For Jann Haworth, executing her latest mural depends on how fast she can lay down paint.

Haworth and her crew spent a recent Sunday morning rolling out magenta paint on asphalt, then adding a layer of tiny glass beads — “This is more like ground glass; it’s really terrifying,” she said — then pressing another roller over it to make sure the beads embed themselves in the paint.

All this had to be done within two minutes, she added, before the paint dried in the August sun. “It’s a trailblazing experience,” said Haworth, who plans to continue work on the mural this weekend.

The crosswalk mural will be unveiled on Saturday, Aug. 24, on the pavement between the Rose Wagner Performing Arts Center, at 138 S. 300 South, and the parking lot next to Squatter’s Pub. The unveiling will be part of the center’s annual Rose Exposed event, which celebrates the dance, theater and music organizations that call the center home.

ROSE EXPOSED: #TRENDING
The seventh annual Rose Exposed is a spotlight for the arts organizations — the Gina Bachauer piano competition, Plan-B Theatre, PYGmalion Theatre Company, Repertory Dance Theatre, Ririe-Woodbury Dance Theatre, SB Dance — that use the Rose Wagner Center.
Where • Rose Wagner Performing Arts Center, 138 W. 300 South, Salt Lake City
When • Saturday, Aug. 24, 8 p.m.
Admission • $15; visit arttix.artsaltlake.org or the box office

It’s also a chance for Haworth, who helped create one of pop art’s most enduring images — the album cover of The Beatles’ “Sgt. Pepper’s Lonely Hearts Club Band” — to add another work of street art to a city that has embraced murals as a vibrant part of its culture.

The dozens of murals on the walls in and around Salt Lake City, Haworth said, are “a free outdoor museum, with photo ops and interactive moments that suit our cultural media today.”

“A mural is evidence that someone is really thinking about a street, a wall or a neighborhood in a different way,” said Dee Brewer, executive director of the Downtown Alliance. “They animate an urban landscape that was previously boring or invisible or hostile.”

▶ [GIVEN TASK 1]:
In the records, rewrite the lines from the start through the line containing "bar bbox=[437, 145, 443, 298]", inclusive, replacing "y-tick-label" with "left-tick-label" and leaving everything else unchanged.

(Spatial annotation records)
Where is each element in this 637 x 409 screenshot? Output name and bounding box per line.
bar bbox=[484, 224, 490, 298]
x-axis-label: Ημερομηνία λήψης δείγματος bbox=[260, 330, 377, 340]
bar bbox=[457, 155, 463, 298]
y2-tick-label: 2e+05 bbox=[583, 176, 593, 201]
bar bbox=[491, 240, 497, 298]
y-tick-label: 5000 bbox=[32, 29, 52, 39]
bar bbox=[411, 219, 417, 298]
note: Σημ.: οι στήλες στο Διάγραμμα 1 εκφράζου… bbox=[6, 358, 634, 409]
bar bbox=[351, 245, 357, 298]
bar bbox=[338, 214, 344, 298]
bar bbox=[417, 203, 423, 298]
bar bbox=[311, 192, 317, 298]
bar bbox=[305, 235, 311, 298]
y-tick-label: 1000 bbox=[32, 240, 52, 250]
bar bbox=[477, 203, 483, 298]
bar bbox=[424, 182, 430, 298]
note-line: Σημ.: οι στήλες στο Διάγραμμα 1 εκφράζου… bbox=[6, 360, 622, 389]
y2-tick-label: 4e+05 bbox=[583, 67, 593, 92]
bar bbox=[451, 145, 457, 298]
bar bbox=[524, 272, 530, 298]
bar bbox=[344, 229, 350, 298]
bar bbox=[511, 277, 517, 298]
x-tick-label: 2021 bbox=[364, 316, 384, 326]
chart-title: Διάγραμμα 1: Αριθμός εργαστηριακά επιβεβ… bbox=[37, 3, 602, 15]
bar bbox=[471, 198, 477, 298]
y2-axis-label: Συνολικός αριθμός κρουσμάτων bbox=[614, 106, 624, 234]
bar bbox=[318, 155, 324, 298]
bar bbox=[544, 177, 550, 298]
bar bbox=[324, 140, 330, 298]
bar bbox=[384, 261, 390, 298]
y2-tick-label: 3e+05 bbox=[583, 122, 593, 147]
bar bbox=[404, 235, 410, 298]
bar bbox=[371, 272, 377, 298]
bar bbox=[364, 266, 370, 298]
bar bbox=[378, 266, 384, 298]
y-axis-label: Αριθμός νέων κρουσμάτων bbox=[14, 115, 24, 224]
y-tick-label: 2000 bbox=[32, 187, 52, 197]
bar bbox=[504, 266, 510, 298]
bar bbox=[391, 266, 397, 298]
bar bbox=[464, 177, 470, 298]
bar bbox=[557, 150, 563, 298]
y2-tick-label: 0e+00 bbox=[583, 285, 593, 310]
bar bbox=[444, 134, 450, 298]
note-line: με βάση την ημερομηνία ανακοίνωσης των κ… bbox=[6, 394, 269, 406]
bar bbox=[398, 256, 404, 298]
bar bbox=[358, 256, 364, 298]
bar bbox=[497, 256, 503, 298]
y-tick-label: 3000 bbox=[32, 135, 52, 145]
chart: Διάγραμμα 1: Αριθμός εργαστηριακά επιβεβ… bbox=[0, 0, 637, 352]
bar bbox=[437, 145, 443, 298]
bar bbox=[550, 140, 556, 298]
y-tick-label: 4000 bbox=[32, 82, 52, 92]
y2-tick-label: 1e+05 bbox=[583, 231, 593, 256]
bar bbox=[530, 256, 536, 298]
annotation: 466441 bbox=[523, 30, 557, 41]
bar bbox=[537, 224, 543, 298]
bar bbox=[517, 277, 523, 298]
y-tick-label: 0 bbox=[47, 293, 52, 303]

▶ [GIVEN TASK 2]:
Decide whether each statement agrees with the mural article. Answer yes or no and quote the words from the article that settle it.
(a) The crosswalk mural is to be unveiled on Saturday, Aug. 24.
(b) Admission to Rose Exposed is free.
(c) The crew laid down the glass beads before rolling out the magenta paint.

▶ [WORKED SOLUTION 1]:
Where is each element in this 637 x 409 screenshot? Output name and bounding box per line.
bar bbox=[484, 224, 490, 298]
x-axis-label: Ημερομηνία λήψης δείγματος bbox=[260, 330, 377, 340]
bar bbox=[457, 155, 463, 298]
y2-tick-label: 2e+05 bbox=[583, 176, 593, 201]
bar bbox=[491, 240, 497, 298]
left-tick-label: 5000 bbox=[32, 29, 52, 39]
bar bbox=[411, 219, 417, 298]
note: Σημ.: οι στήλες στο Διάγραμμα 1 εκφράζου… bbox=[6, 358, 634, 409]
bar bbox=[351, 245, 357, 298]
bar bbox=[338, 214, 344, 298]
bar bbox=[417, 203, 423, 298]
bar bbox=[311, 192, 317, 298]
bar bbox=[305, 235, 311, 298]
left-tick-label: 1000 bbox=[32, 240, 52, 250]
bar bbox=[477, 203, 483, 298]
bar bbox=[424, 182, 430, 298]
note-line: Σημ.: οι στήλες στο Διάγραμμα 1 εκφράζου… bbox=[6, 360, 622, 389]
y2-tick-label: 4e+05 bbox=[583, 67, 593, 92]
bar bbox=[451, 145, 457, 298]
bar bbox=[524, 272, 530, 298]
bar bbox=[344, 229, 350, 298]
bar bbox=[511, 277, 517, 298]
x-tick-label: 2021 bbox=[364, 316, 384, 326]
chart-title: Διάγραμμα 1: Αριθμός εργαστηριακά επιβεβ… bbox=[37, 3, 602, 15]
bar bbox=[471, 198, 477, 298]
y2-axis-label: Συνολικός αριθμός κρουσμάτων bbox=[614, 106, 624, 234]
bar bbox=[318, 155, 324, 298]
bar bbox=[544, 177, 550, 298]
bar bbox=[324, 140, 330, 298]
bar bbox=[384, 261, 390, 298]
y2-tick-label: 3e+05 bbox=[583, 122, 593, 147]
bar bbox=[404, 235, 410, 298]
bar bbox=[371, 272, 377, 298]
bar bbox=[364, 266, 370, 298]
bar bbox=[378, 266, 384, 298]
y-axis-label: Αριθμός νέων κρουσμάτων bbox=[14, 115, 24, 224]
left-tick-label: 2000 bbox=[32, 187, 52, 197]
bar bbox=[504, 266, 510, 298]
bar bbox=[391, 266, 397, 298]
bar bbox=[464, 177, 470, 298]
bar bbox=[557, 150, 563, 298]
y2-tick-label: 0e+00 bbox=[583, 285, 593, 310]
bar bbox=[444, 134, 450, 298]
note-line: με βάση την ημερομηνία ανακοίνωσης των κ… bbox=[6, 394, 269, 406]
bar bbox=[398, 256, 404, 298]
bar bbox=[358, 256, 364, 298]
bar bbox=[497, 256, 503, 298]
left-tick-label: 3000 bbox=[32, 135, 52, 145]
chart: Διάγραμμα 1: Αριθμός εργαστηριακά επιβεβ… bbox=[0, 0, 637, 352]
bar bbox=[437, 145, 443, 298]

▶ [WORKED SOLUTION 2]:
(a) Yes: "The crosswalk mural will be unveiled on Saturday, Aug. 24"
(b) No: "Admission • $15"
(c) No: "rolling out magenta paint on asphalt, then adding a layer of tiny glass beads"